WHAT THE TASK ASKS:
Omit the images. Copy each entry word for word.

-.-.-

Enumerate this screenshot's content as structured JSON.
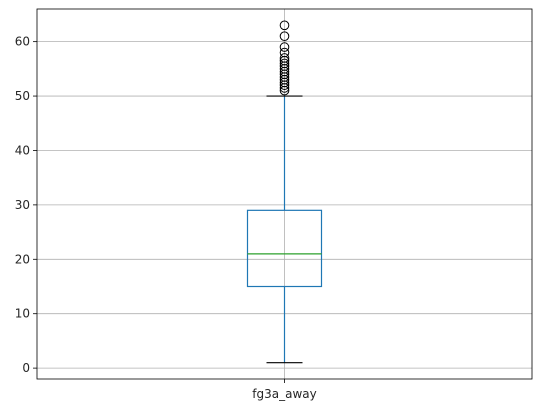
{
  "chart_data": {
    "type": "box",
    "categories": [
      "fg3a_away"
    ],
    "ylim": [
      -2,
      66
    ],
    "yticks": [
      0,
      10,
      20,
      30,
      40,
      50,
      60
    ],
    "grid": true,
    "box": {
      "whisker_low": 1,
      "q1": 15,
      "median": 21,
      "q3": 29,
      "whisker_high": 50,
      "outliers": [
        51,
        51.5,
        52,
        52.5,
        53,
        53.5,
        54,
        54.5,
        55,
        55.5,
        56,
        56.5,
        57,
        58,
        59,
        61,
        63
      ]
    },
    "colors": {
      "box": "#1f77b4",
      "median": "#2ca02c",
      "whisker_cap": "#000000",
      "grid": "#b0b0b0",
      "axes": "#000000"
    }
  }
}
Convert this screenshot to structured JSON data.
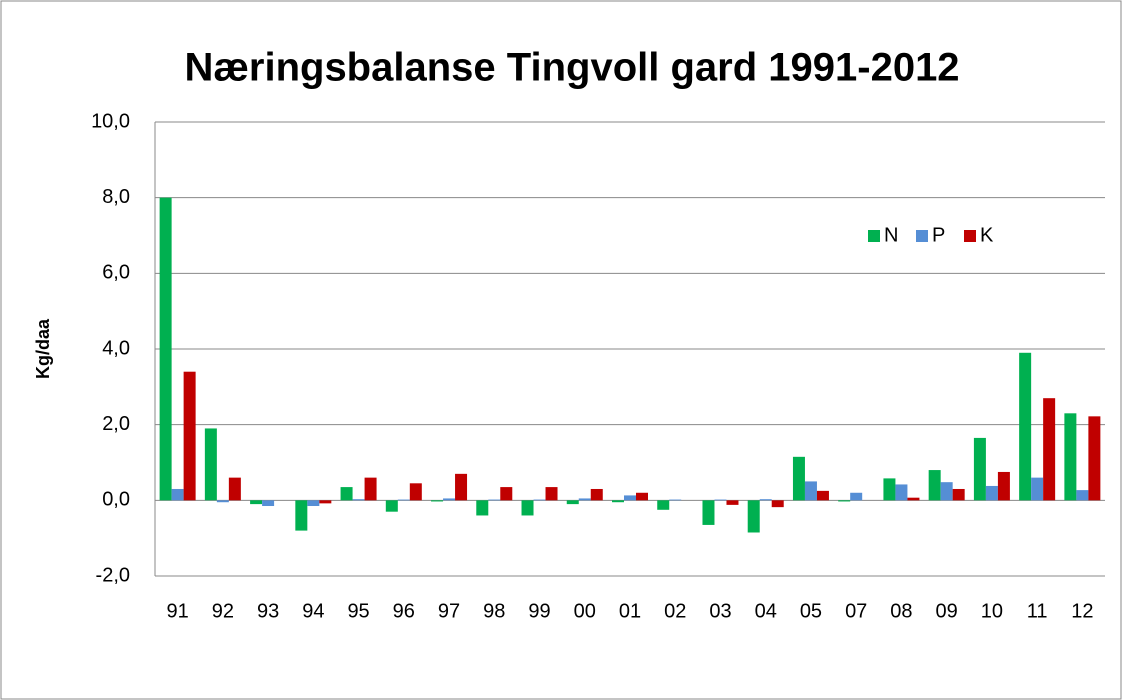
{
  "chart_data": {
    "type": "bar",
    "title": "Næringsbalanse Tingvoll gard 1991-2012",
    "y_label": "Kg/daa",
    "categories": [
      "91",
      "92",
      "93",
      "94",
      "95",
      "96",
      "97",
      "98",
      "99",
      "00",
      "01",
      "02",
      "03",
      "04",
      "05",
      "07",
      "08",
      "09",
      "10",
      "11",
      "12"
    ],
    "series": [
      {
        "name": "N",
        "color": "#00b050",
        "values": [
          8.0,
          1.9,
          -0.1,
          -0.8,
          0.35,
          -0.3,
          -0.03,
          -0.4,
          -0.4,
          -0.1,
          -0.05,
          -0.25,
          -0.65,
          -0.85,
          1.15,
          -0.03,
          0.58,
          0.8,
          1.65,
          3.9,
          2.3
        ]
      },
      {
        "name": "P",
        "color": "#558ed5",
        "values": [
          0.3,
          -0.05,
          -0.15,
          -0.15,
          0.03,
          0.02,
          0.05,
          0.02,
          0.02,
          0.05,
          0.13,
          0.02,
          0.02,
          0.03,
          0.5,
          0.2,
          0.42,
          0.48,
          0.38,
          0.6,
          0.27
        ]
      },
      {
        "name": "K",
        "color": "#c00000",
        "values": [
          3.4,
          0.6,
          0,
          -0.08,
          0.6,
          0.45,
          0.7,
          0.35,
          0.35,
          0.3,
          0.2,
          0,
          -0.12,
          -0.18,
          0.25,
          0,
          0.07,
          0.3,
          0.75,
          2.7,
          2.22
        ]
      }
    ],
    "ylim": [
      -2,
      10
    ],
    "yticks": [
      {
        "value": -2,
        "label": "-2,0"
      },
      {
        "value": 0,
        "label": "0,0"
      },
      {
        "value": 2,
        "label": "2,0"
      },
      {
        "value": 4,
        "label": "4,0"
      },
      {
        "value": 6,
        "label": "6,0"
      },
      {
        "value": 8,
        "label": "8,0"
      },
      {
        "value": 10,
        "label": "10,0"
      }
    ],
    "grid": true,
    "legend": "upper right"
  }
}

-.-.-

RESPONSE TO THE TASK:
Enumerate this screenshot's content as structured JSON.
{
  "chart_data": {
    "type": "box",
    "categories": [
      "fg3a_away"
    ],
    "ylim": [
      -2,
      66
    ],
    "yticks": [
      0,
      10,
      20,
      30,
      40,
      50,
      60
    ],
    "grid": true,
    "box": {
      "whisker_low": 1,
      "q1": 15,
      "median": 21,
      "q3": 29,
      "whisker_high": 50,
      "outliers": [
        51,
        51.5,
        52,
        52.5,
        53,
        53.5,
        54,
        54.5,
        55,
        55.5,
        56,
        56.5,
        57,
        58,
        59,
        61,
        63
      ]
    },
    "colors": {
      "box": "#1f77b4",
      "median": "#2ca02c",
      "whisker_cap": "#000000",
      "grid": "#b0b0b0",
      "axes": "#000000"
    }
  }
}
Convert this screenshot to structured JSON data.
{
  "chart_data": {
    "type": "bar",
    "title": "Næringsbalanse Tingvoll gard 1991-2012",
    "y_label": "Kg/daa",
    "categories": [
      "91",
      "92",
      "93",
      "94",
      "95",
      "96",
      "97",
      "98",
      "99",
      "00",
      "01",
      "02",
      "03",
      "04",
      "05",
      "07",
      "08",
      "09",
      "10",
      "11",
      "12"
    ],
    "series": [
      {
        "name": "N",
        "color": "#00b050",
        "values": [
          8.0,
          1.9,
          -0.1,
          -0.8,
          0.35,
          -0.3,
          -0.03,
          -0.4,
          -0.4,
          -0.1,
          -0.05,
          -0.25,
          -0.65,
          -0.85,
          1.15,
          -0.03,
          0.58,
          0.8,
          1.65,
          3.9,
          2.3
        ]
      },
      {
        "name": "P",
        "color": "#558ed5",
        "values": [
          0.3,
          -0.05,
          -0.15,
          -0.15,
          0.03,
          0.02,
          0.05,
          0.02,
          0.02,
          0.05,
          0.13,
          0.02,
          0.02,
          0.03,
          0.5,
          0.2,
          0.42,
          0.48,
          0.38,
          0.6,
          0.27
        ]
      },
      {
        "name": "K",
        "color": "#c00000",
        "values": [
          3.4,
          0.6,
          0,
          -0.08,
          0.6,
          0.45,
          0.7,
          0.35,
          0.35,
          0.3,
          0.2,
          0,
          -0.12,
          -0.18,
          0.25,
          0,
          0.07,
          0.3,
          0.75,
          2.7,
          2.22
        ]
      }
    ],
    "ylim": [
      -2,
      10
    ],
    "yticks": [
      {
        "value": -2,
        "label": "-2,0"
      },
      {
        "value": 0,
        "label": "0,0"
      },
      {
        "value": 2,
        "label": "2,0"
      },
      {
        "value": 4,
        "label": "4,0"
      },
      {
        "value": 6,
        "label": "6,0"
      },
      {
        "value": 8,
        "label": "8,0"
      },
      {
        "value": 10,
        "label": "10,0"
      }
    ],
    "grid": true,
    "legend": "upper right"
  }
}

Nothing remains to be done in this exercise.